> [REQUEST]
Filter this data down to the lines that hold "братьев", and copy them.

Records excerpted from a collection
____________________
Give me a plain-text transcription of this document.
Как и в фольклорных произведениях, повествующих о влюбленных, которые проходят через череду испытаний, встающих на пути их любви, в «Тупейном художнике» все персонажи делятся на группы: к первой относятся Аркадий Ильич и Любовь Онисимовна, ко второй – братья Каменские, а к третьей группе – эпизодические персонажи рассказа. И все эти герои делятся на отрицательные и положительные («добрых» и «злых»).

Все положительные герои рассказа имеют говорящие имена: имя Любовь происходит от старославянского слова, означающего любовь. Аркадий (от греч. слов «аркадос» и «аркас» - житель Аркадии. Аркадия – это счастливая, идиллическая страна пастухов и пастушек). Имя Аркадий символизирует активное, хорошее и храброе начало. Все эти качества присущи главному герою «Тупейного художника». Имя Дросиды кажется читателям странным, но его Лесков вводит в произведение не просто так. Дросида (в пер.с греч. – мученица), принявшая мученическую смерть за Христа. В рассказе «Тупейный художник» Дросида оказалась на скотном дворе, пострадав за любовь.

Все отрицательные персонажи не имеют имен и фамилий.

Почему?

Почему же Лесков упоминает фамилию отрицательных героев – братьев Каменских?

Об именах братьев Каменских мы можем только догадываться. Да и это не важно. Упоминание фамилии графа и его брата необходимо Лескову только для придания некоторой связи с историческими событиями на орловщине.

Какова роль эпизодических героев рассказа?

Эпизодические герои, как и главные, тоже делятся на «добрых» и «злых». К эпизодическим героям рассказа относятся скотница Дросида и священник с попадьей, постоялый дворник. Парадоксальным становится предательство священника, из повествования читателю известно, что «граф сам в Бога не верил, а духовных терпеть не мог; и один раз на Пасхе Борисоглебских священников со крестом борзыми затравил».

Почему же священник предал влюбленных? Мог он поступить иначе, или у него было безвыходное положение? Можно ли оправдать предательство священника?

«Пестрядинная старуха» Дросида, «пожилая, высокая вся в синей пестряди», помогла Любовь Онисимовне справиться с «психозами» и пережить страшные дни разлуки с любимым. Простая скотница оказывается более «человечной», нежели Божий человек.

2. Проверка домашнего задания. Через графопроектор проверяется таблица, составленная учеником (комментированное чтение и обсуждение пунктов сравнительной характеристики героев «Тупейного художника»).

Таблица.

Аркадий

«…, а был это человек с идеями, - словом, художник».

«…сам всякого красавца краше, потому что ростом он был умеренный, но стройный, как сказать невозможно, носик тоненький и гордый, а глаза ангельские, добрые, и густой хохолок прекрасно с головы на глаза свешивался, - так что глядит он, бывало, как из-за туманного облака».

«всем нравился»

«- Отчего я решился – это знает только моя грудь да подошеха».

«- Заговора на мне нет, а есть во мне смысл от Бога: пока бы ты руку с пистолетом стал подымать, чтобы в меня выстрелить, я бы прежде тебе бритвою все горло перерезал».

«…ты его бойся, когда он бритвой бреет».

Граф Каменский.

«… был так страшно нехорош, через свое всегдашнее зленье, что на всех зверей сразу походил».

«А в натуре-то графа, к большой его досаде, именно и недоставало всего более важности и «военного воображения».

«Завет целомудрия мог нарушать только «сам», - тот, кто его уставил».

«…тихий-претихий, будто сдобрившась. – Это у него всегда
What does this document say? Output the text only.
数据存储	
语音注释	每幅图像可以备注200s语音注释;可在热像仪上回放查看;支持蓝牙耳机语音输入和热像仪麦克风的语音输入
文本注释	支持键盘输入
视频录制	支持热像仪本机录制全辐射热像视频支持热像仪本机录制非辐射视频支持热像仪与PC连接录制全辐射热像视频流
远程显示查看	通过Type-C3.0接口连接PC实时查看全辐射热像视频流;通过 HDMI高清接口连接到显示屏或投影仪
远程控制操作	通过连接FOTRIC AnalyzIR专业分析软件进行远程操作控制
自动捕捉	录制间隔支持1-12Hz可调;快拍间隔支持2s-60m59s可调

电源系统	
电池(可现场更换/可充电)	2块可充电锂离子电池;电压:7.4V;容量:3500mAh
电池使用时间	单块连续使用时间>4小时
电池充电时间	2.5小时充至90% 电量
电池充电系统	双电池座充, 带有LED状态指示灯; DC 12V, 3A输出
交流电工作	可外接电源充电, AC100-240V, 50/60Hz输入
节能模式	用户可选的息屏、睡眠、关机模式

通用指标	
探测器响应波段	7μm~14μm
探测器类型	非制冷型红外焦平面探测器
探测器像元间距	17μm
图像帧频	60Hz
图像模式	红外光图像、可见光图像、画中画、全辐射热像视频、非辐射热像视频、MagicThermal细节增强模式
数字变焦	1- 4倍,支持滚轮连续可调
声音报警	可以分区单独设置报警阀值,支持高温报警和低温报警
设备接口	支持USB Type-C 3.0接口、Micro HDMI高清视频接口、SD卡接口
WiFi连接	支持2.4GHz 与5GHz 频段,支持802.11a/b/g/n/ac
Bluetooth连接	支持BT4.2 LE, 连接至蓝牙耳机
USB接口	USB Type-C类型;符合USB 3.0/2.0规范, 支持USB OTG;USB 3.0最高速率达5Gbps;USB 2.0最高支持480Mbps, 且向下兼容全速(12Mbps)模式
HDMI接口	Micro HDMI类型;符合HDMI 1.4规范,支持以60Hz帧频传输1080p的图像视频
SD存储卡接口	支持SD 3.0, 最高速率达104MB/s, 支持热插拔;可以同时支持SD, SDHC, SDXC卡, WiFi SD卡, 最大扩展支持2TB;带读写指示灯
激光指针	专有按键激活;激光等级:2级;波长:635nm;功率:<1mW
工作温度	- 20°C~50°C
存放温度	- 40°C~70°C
____________________
> [SOLVED PROBLEM]
Почему же Лесков упоминает фамилию отрицательных героев – братьев Каменских?
Об именах братьев Каменских мы можем только догадываться. Да и это не важно. Упоминание фамилии графа и его брата необходимо Лескову только для придания некоторой связи с историческими событиями на орловщине.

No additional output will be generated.